[START Material]

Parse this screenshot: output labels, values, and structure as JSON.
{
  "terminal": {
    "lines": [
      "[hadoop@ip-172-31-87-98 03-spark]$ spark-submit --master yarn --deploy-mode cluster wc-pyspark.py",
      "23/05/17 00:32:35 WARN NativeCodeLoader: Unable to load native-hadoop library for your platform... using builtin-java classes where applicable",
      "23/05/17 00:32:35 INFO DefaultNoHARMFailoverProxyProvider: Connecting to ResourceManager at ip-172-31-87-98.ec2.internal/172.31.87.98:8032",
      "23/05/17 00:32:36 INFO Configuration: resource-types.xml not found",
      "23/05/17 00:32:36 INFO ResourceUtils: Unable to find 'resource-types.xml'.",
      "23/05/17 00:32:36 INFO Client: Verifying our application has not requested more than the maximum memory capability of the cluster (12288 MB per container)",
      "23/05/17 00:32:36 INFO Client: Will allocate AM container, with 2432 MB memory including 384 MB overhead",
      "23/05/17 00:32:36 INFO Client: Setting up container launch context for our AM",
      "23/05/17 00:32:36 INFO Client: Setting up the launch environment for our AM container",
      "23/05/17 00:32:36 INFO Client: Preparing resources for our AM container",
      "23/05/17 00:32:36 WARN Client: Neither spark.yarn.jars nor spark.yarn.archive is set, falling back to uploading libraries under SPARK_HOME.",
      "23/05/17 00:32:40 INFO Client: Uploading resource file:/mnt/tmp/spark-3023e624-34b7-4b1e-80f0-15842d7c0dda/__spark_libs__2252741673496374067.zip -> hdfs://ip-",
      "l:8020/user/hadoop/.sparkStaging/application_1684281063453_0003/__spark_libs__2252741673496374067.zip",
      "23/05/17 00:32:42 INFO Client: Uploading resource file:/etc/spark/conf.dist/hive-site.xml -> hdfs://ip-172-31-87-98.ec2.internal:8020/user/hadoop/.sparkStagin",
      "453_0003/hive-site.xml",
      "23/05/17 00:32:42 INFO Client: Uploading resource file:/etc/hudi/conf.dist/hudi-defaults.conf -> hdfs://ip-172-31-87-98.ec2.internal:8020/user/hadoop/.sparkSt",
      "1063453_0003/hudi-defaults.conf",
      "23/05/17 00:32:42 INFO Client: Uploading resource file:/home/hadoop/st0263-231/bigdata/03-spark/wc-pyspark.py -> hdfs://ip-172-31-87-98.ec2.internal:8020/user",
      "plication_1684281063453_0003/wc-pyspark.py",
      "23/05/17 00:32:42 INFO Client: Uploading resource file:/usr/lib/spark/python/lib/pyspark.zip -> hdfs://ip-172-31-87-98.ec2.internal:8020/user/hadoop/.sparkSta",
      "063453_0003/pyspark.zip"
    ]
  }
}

[END Material]

Problem: Without changing a word, restate the whole listing.

Right answer:
Parse this screenshot: output labels, values, and structure as JSON.
{
  "terminal": {
    "lines": [
      "[hadoop@ip-172-31-87-98 03-spark]$ spark-submit --master yarn --deploy-mode cluster wc-pyspark.py",
      "23/05/17 00:32:35 WARN NativeCodeLoader: Unable to load native-hadoop library for your platform... using builtin-java classes where applicable",
      "23/05/17 00:32:35 INFO DefaultNoHARMFailoverProxyProvider: Connecting to ResourceManager at ip-172-31-87-98.ec2.internal/172.31.87.98:8032",
      "23/05/17 00:32:36 INFO Configuration: resource-types.xml not found",
      "23/05/17 00:32:36 INFO ResourceUtils: Unable to find 'resource-types.xml'.",
      "23/05/17 00:32:36 INFO Client: Verifying our application has not requested more than the maximum memory capability of the cluster (12288 MB per container)",
      "23/05/17 00:32:36 INFO Client: Will allocate AM container, with 2432 MB memory including 384 MB overhead",
      "23/05/17 00:32:36 INFO Client: Setting up container launch context for our AM",
      "23/05/17 00:32:36 INFO Client: Setting up the launch environment for our AM container",
      "23/05/17 00:32:36 INFO Client: Preparing resources for our AM container",
      "23/05/17 00:32:36 WARN Client: Neither spark.yarn.jars nor spark.yarn.archive is set, falling back to uploading libraries under SPARK_HOME.",
      "23/05/17 00:32:40 INFO Client: Uploading resource file:/mnt/tmp/spark-3023e624-34b7-4b1e-80f0-15842d7c0dda/__spark_libs__2252741673496374067.zip -> hdfs://ip-",
      "l:8020/user/hadoop/.sparkStaging/application_1684281063453_0003/__spark_libs__2252741673496374067.zip",
      "23/05/17 00:32:42 INFO Client: Uploading resource file:/etc/spark/conf.dist/hive-site.xml -> hdfs://ip-172-31-87-98.ec2.internal:8020/user/hadoop/.sparkStagin",
      "453_0003/hive-site.xml",
      "23/05/17 00:32:42 INFO Client: Uploading resource file:/etc/hudi/conf.dist/hudi-defaults.conf -> hdfs://ip-172-31-87-98.ec2.internal:8020/user/hadoop/.sparkSt",
      "1063453_0003/hudi-defaults.conf",
      "23/05/17 00:32:42 INFO Client: Uploading resource file:/home/hadoop/st0263-231/bigdata/03-spark/wc-pyspark.py -> hdfs://ip-172-31-87-98.ec2.internal:8020/user",
      "plication_1684281063453_0003/wc-pyspark.py",
      "23/05/17 00:32:42 INFO Client: Uploading resource file:/usr/lib/spark/python/lib/pyspark.zip -> hdfs://ip-172-31-87-98.ec2.internal:8020/user/hadoop/.sparkSta",
      "063453_0003/pyspark.zip"
    ]
  }
}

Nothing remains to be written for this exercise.